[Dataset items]
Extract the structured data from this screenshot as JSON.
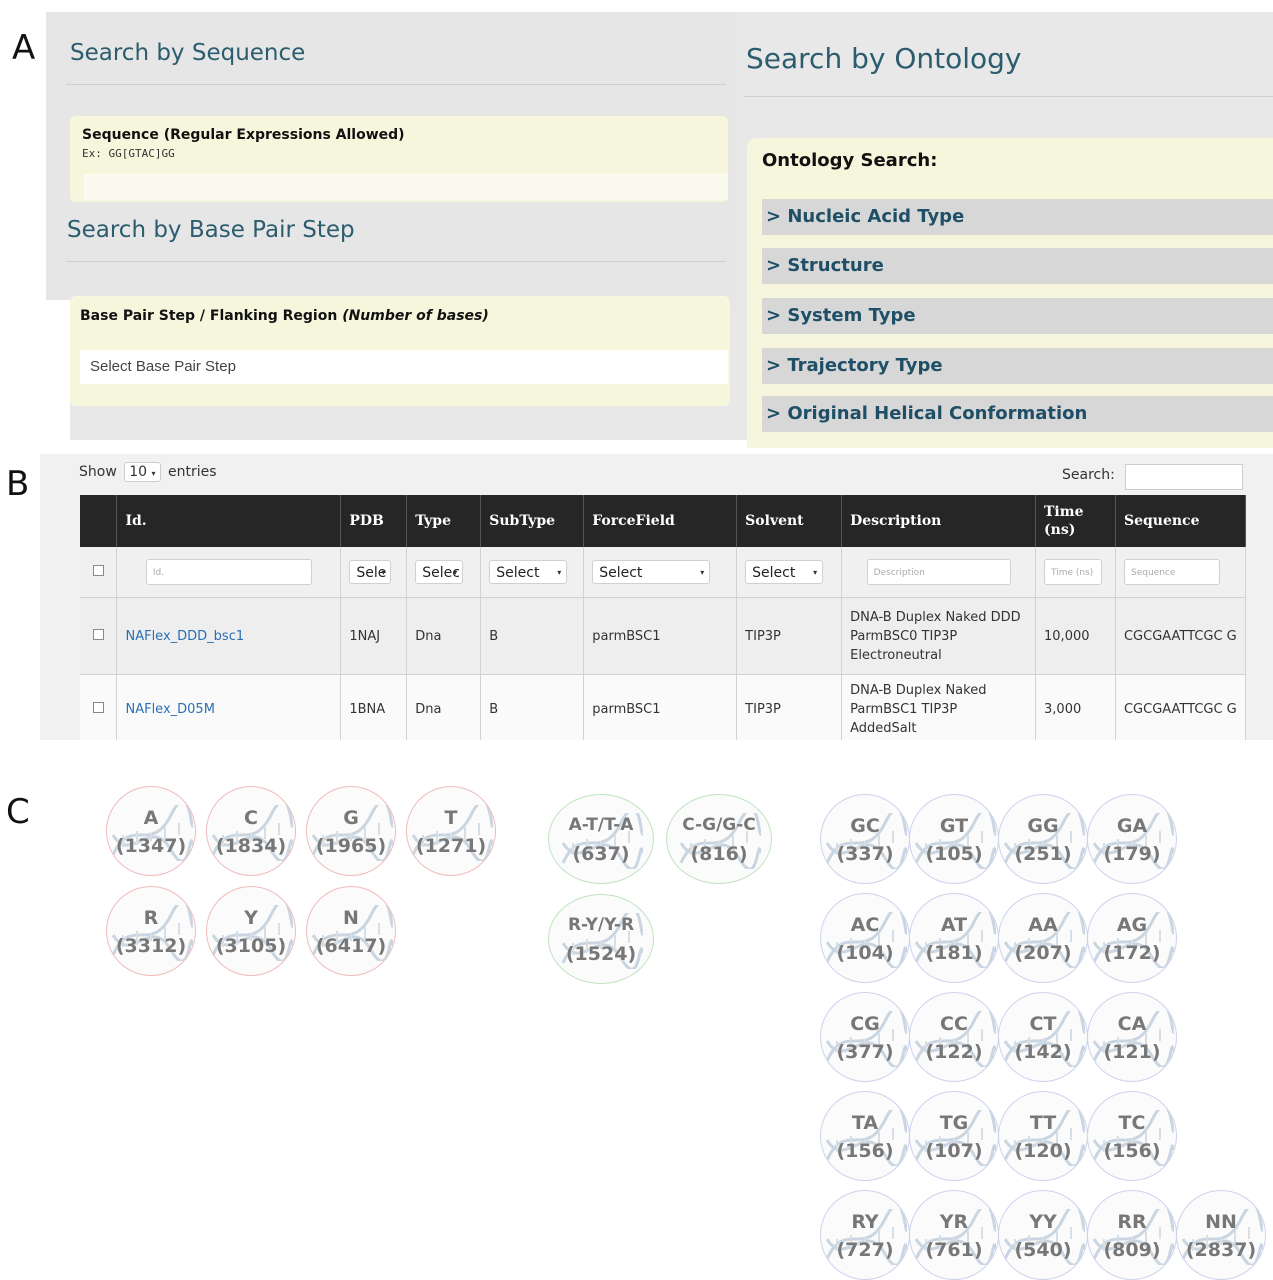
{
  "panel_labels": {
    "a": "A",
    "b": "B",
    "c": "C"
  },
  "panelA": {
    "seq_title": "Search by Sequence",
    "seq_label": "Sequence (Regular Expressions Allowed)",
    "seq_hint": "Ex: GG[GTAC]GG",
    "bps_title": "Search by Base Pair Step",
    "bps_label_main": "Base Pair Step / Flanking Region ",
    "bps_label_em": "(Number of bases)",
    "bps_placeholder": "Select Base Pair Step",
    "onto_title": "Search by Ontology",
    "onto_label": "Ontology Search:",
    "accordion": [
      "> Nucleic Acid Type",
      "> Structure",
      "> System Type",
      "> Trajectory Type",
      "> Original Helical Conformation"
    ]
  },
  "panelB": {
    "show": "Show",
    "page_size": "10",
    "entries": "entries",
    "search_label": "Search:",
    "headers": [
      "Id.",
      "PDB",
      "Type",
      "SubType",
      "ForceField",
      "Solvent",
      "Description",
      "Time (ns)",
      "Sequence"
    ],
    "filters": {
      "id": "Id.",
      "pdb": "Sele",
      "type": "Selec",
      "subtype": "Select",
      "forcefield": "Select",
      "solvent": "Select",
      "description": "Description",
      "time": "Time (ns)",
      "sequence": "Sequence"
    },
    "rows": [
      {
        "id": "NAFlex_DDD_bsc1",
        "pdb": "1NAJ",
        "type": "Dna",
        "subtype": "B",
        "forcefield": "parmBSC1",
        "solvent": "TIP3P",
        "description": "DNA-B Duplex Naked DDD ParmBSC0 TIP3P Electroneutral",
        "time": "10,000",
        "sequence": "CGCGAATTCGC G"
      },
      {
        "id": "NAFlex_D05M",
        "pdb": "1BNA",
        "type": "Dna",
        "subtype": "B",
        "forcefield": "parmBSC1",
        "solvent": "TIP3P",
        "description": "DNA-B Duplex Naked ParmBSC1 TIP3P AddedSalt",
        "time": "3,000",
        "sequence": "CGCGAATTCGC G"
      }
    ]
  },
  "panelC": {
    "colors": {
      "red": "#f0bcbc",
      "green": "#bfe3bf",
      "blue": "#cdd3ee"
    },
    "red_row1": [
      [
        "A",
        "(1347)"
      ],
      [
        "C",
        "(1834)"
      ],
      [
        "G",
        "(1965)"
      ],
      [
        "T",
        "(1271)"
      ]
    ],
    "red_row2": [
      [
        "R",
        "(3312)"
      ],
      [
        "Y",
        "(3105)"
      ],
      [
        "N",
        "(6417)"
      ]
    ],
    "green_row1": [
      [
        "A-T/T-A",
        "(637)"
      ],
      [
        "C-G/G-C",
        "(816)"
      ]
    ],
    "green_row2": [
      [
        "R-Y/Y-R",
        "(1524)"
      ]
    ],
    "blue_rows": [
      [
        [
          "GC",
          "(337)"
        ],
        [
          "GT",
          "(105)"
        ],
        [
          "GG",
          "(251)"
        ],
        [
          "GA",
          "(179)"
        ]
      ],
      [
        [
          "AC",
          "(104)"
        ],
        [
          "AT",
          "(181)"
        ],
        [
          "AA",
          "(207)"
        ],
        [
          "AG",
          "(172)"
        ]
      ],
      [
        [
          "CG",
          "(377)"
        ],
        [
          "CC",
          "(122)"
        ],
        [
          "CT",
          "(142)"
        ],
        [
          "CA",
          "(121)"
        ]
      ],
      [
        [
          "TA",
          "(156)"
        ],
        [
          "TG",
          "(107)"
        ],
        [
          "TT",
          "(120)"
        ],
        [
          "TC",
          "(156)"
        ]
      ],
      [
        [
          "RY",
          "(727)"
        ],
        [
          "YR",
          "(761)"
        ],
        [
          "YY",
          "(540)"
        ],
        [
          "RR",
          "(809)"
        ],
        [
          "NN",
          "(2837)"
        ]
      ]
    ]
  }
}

# Task requirements
Retype the whole listing exactly and leave the pictures out.

# Written solution
Extract the structured data from this screenshot as JSON.
{
  "panel_labels": {
    "a": "A",
    "b": "B",
    "c": "C"
  },
  "panelA": {
    "seq_title": "Search by Sequence",
    "seq_label": "Sequence (Regular Expressions Allowed)",
    "seq_hint": "Ex: GG[GTAC]GG",
    "bps_title": "Search by Base Pair Step",
    "bps_label_main": "Base Pair Step / Flanking Region ",
    "bps_label_em": "(Number of bases)",
    "bps_placeholder": "Select Base Pair Step",
    "onto_title": "Search by Ontology",
    "onto_label": "Ontology Search:",
    "accordion": [
      "> Nucleic Acid Type",
      "> Structure",
      "> System Type",
      "> Trajectory Type",
      "> Original Helical Conformation"
    ]
  },
  "panelB": {
    "show": "Show",
    "page_size": "10",
    "entries": "entries",
    "search_label": "Search:",
    "headers": [
      "Id.",
      "PDB",
      "Type",
      "SubType",
      "ForceField",
      "Solvent",
      "Description",
      "Time (ns)",
      "Sequence"
    ],
    "filters": {
      "id": "Id.",
      "pdb": "Sele",
      "type": "Selec",
      "subtype": "Select",
      "forcefield": "Select",
      "solvent": "Select",
      "description": "Description",
      "time": "Time (ns)",
      "sequence": "Sequence"
    },
    "rows": [
      {
        "id": "NAFlex_DDD_bsc1",
        "pdb": "1NAJ",
        "type": "Dna",
        "subtype": "B",
        "forcefield": "parmBSC1",
        "solvent": "TIP3P",
        "description": "DNA-B Duplex Naked DDD ParmBSC0 TIP3P Electroneutral",
        "time": "10,000",
        "sequence": "CGCGAATTCGC G"
      },
      {
        "id": "NAFlex_D05M",
        "pdb": "1BNA",
        "type": "Dna",
        "subtype": "B",
        "forcefield": "parmBSC1",
        "solvent": "TIP3P",
        "description": "DNA-B Duplex Naked ParmBSC1 TIP3P AddedSalt",
        "time": "3,000",
        "sequence": "CGCGAATTCGC G"
      }
    ]
  },
  "panelC": {
    "colors": {
      "red": "#f0bcbc",
      "green": "#bfe3bf",
      "blue": "#cdd3ee"
    },
    "red_row1": [
      [
        "A",
        "(1347)"
      ],
      [
        "C",
        "(1834)"
      ],
      [
        "G",
        "(1965)"
      ],
      [
        "T",
        "(1271)"
      ]
    ],
    "red_row2": [
      [
        "R",
        "(3312)"
      ],
      [
        "Y",
        "(3105)"
      ],
      [
        "N",
        "(6417)"
      ]
    ],
    "green_row1": [
      [
        "A-T/T-A",
        "(637)"
      ],
      [
        "C-G/G-C",
        "(816)"
      ]
    ],
    "green_row2": [
      [
        "R-Y/Y-R",
        "(1524)"
      ]
    ],
    "blue_rows": [
      [
        [
          "GC",
          "(337)"
        ],
        [
          "GT",
          "(105)"
        ],
        [
          "GG",
          "(251)"
        ],
        [
          "GA",
          "(179)"
        ]
      ],
      [
        [
          "AC",
          "(104)"
        ],
        [
          "AT",
          "(181)"
        ],
        [
          "AA",
          "(207)"
        ],
        [
          "AG",
          "(172)"
        ]
      ],
      [
        [
          "CG",
          "(377)"
        ],
        [
          "CC",
          "(122)"
        ],
        [
          "CT",
          "(142)"
        ],
        [
          "CA",
          "(121)"
        ]
      ],
      [
        [
          "TA",
          "(156)"
        ],
        [
          "TG",
          "(107)"
        ],
        [
          "TT",
          "(120)"
        ],
        [
          "TC",
          "(156)"
        ]
      ],
      [
        [
          "RY",
          "(727)"
        ],
        [
          "YR",
          "(761)"
        ],
        [
          "YY",
          "(540)"
        ],
        [
          "RR",
          "(809)"
        ],
        [
          "NN",
          "(2837)"
        ]
      ]
    ]
  }
}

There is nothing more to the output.